Stored rows:
┄┄┄┄┄┄
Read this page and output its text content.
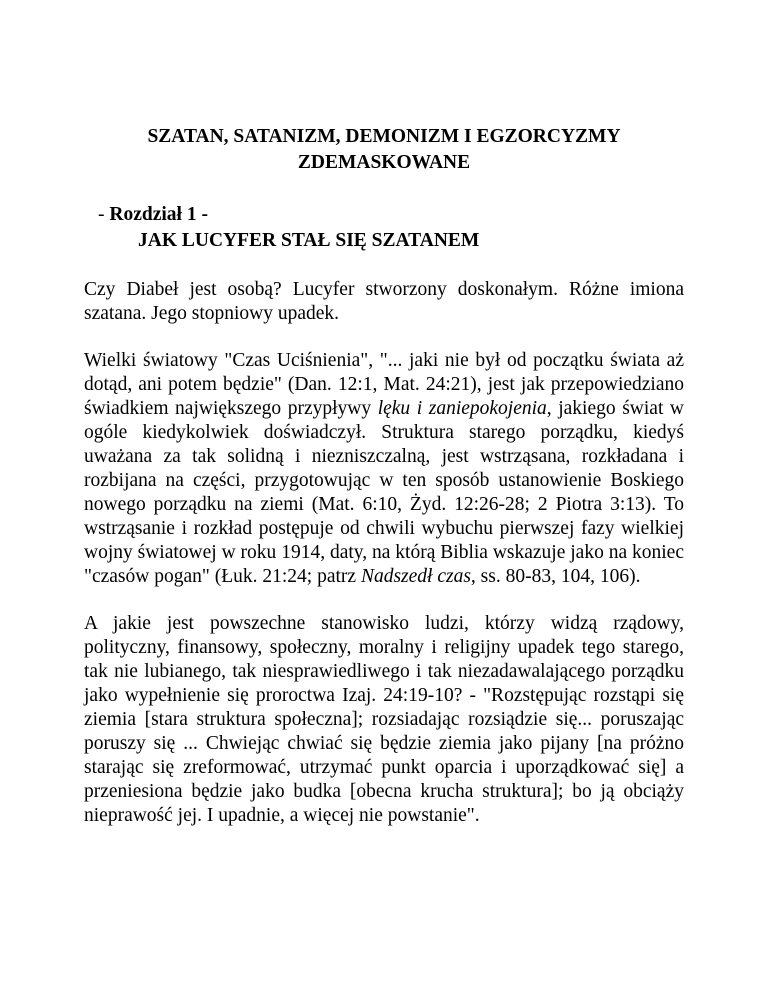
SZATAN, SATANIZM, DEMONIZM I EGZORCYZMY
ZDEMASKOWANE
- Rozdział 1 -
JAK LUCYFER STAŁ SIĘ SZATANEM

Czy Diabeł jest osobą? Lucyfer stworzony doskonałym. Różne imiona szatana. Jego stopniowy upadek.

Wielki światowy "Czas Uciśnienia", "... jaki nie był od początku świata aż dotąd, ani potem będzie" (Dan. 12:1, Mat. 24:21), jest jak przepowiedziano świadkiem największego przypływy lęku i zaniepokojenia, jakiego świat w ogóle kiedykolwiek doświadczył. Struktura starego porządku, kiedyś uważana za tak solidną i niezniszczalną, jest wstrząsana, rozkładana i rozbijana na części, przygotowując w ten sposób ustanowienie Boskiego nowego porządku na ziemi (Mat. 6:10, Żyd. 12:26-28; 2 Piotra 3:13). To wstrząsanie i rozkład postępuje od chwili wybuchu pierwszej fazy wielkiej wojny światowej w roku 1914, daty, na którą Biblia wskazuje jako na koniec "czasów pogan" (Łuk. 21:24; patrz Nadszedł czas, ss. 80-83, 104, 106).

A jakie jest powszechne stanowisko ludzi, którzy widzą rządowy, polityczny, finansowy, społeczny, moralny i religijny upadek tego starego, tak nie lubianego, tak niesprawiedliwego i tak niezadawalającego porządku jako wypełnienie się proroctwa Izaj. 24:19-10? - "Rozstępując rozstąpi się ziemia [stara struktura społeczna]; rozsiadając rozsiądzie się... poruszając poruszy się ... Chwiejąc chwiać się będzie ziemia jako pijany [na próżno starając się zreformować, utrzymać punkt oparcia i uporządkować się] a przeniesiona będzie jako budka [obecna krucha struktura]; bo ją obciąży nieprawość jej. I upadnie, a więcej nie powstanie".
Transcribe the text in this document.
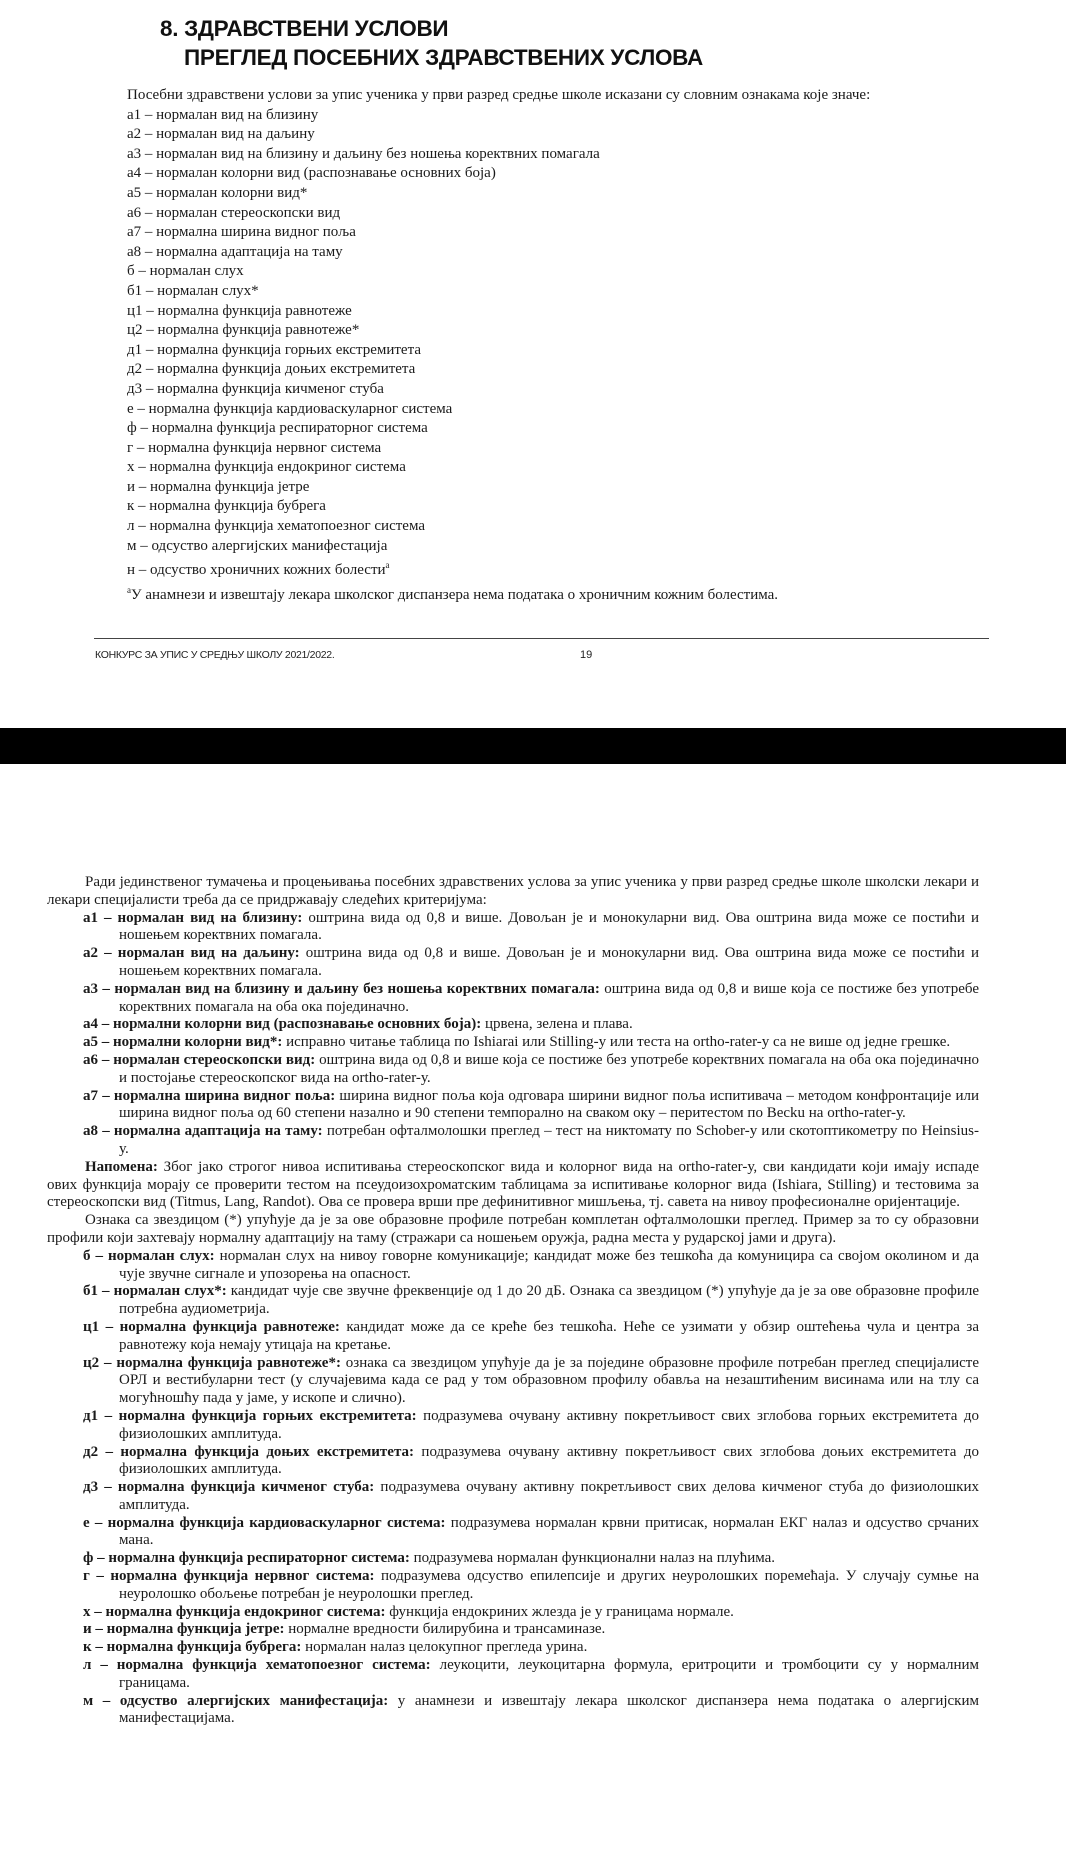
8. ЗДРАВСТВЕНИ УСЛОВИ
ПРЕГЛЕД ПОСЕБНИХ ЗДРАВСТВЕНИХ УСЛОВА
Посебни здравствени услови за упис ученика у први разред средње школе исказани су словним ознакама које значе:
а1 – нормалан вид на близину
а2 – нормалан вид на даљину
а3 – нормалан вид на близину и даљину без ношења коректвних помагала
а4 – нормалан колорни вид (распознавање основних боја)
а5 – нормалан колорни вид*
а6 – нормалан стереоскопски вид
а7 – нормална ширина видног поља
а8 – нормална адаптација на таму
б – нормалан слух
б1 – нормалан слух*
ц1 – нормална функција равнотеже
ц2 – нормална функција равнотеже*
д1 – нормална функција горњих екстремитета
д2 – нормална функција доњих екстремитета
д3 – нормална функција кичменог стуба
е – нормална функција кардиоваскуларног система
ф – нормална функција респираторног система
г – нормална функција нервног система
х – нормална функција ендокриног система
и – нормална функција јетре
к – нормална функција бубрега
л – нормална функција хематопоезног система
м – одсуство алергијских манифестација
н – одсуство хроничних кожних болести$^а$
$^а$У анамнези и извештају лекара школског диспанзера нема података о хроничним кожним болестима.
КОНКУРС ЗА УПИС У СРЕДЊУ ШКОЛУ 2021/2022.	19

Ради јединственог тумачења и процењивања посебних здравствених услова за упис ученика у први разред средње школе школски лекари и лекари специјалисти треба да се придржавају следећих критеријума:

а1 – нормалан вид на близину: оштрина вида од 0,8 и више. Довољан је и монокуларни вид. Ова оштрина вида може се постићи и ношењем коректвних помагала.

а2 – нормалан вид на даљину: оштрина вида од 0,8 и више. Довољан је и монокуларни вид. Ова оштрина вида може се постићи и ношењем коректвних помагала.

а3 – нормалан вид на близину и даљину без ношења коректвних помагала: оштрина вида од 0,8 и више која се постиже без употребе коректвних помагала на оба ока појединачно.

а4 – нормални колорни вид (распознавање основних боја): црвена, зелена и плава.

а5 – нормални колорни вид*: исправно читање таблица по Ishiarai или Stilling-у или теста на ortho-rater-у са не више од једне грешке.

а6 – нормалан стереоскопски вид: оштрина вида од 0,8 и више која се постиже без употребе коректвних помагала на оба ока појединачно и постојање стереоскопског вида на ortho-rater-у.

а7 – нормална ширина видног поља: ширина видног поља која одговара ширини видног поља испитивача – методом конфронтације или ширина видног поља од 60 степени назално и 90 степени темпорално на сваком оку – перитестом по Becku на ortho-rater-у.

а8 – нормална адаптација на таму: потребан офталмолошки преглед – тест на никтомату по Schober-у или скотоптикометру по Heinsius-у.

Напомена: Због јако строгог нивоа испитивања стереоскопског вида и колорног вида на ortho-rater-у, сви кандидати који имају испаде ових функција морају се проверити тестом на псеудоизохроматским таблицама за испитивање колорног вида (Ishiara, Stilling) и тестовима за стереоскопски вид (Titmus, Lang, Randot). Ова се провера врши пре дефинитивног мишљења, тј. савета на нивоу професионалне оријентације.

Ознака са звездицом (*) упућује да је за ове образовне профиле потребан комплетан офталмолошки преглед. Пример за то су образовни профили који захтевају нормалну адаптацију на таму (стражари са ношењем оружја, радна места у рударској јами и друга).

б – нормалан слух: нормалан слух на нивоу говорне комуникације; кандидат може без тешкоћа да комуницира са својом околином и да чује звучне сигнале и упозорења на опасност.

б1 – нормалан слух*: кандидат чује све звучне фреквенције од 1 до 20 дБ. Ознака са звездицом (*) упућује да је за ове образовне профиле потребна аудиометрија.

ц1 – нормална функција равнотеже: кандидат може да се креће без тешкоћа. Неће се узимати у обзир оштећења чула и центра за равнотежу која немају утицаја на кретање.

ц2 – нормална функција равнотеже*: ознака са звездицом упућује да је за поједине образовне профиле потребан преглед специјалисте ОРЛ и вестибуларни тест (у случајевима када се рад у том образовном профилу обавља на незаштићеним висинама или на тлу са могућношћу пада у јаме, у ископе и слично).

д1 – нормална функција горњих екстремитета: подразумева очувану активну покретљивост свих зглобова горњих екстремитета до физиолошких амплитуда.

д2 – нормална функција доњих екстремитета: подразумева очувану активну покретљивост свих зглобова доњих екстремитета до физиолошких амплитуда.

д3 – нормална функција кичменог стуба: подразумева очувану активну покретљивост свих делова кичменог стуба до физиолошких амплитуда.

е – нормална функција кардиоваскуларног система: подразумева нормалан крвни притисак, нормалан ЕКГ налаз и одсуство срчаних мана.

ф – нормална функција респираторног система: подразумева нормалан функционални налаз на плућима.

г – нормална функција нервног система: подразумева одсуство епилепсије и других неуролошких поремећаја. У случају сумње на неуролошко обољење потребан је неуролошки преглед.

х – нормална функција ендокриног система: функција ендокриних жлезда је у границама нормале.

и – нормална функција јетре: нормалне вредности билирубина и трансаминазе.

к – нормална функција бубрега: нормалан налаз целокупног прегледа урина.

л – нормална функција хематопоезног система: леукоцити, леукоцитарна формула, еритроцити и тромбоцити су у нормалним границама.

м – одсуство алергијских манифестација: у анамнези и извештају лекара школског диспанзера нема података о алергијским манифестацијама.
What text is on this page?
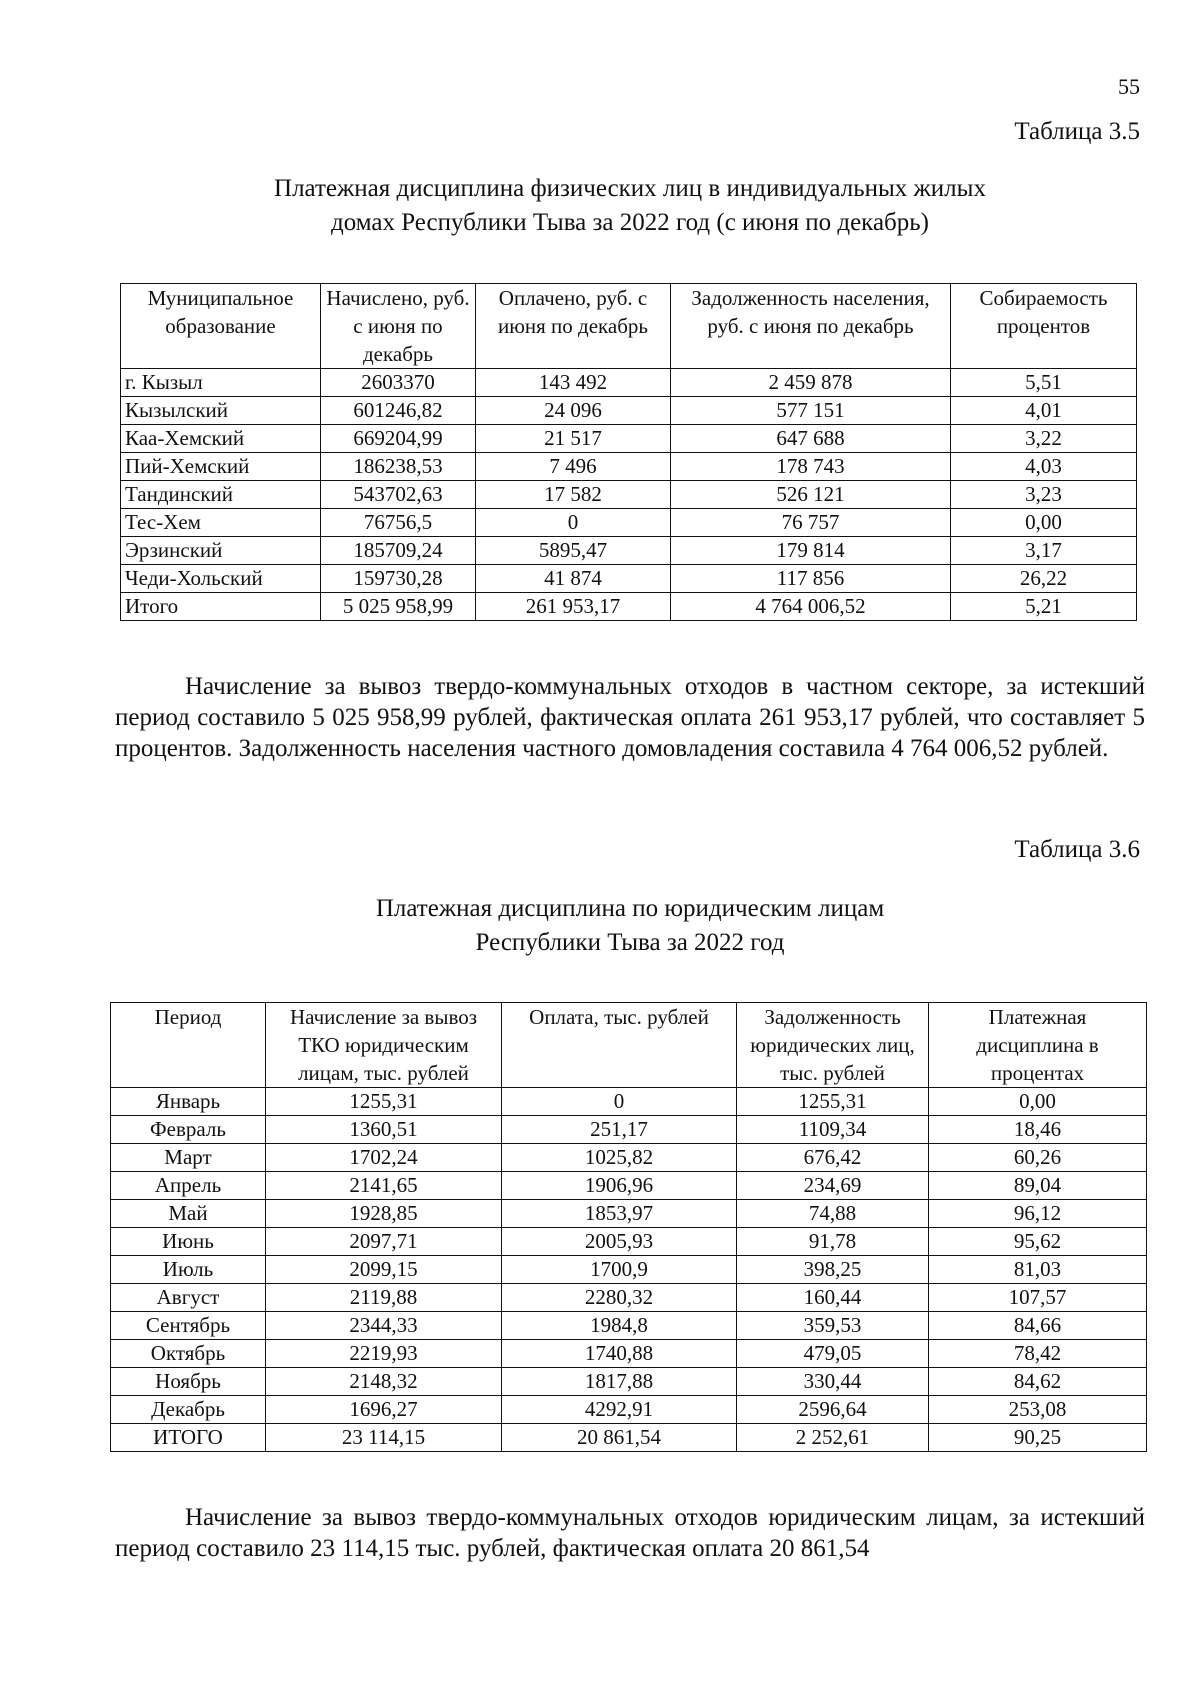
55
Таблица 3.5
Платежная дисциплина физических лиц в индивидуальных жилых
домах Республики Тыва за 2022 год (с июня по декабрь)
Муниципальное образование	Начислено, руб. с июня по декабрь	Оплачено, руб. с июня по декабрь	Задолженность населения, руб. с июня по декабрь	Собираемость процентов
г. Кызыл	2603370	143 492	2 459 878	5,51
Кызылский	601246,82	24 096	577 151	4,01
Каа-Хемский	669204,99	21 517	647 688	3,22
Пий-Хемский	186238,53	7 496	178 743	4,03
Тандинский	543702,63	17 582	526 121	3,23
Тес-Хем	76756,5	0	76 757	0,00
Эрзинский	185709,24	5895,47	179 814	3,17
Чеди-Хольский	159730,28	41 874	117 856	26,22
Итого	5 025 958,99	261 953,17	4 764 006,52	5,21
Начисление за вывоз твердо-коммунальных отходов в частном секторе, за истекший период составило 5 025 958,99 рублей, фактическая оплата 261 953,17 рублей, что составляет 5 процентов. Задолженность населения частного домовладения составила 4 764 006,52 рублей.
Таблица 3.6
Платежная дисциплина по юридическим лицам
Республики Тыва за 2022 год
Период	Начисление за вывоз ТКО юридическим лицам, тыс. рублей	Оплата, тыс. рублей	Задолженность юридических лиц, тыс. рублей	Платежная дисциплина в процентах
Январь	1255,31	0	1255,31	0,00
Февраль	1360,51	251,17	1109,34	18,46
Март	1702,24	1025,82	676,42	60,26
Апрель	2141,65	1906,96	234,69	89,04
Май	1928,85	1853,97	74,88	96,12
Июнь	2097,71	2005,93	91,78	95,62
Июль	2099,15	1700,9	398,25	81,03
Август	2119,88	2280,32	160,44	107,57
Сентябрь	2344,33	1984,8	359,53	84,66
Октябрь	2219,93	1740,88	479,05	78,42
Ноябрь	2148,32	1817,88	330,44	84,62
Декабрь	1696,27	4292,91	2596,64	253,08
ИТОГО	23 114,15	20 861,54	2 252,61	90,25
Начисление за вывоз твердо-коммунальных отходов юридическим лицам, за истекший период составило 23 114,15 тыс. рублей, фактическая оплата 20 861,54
┄┄┄┄┄┄
Job: Pick out each line that holds the string "дисциплина".

Exercise output:
Платежная дисциплина физических лиц в индивидуальных жилых
Платежная дисциплина по юридическим лицам
Период	Начисление за вывоз ТКО юридическим лицам, тыс. рублей	Оплата, тыс. рублей	Задолженность юридических лиц, тыс. рублей	Платежная дисциплина в процентах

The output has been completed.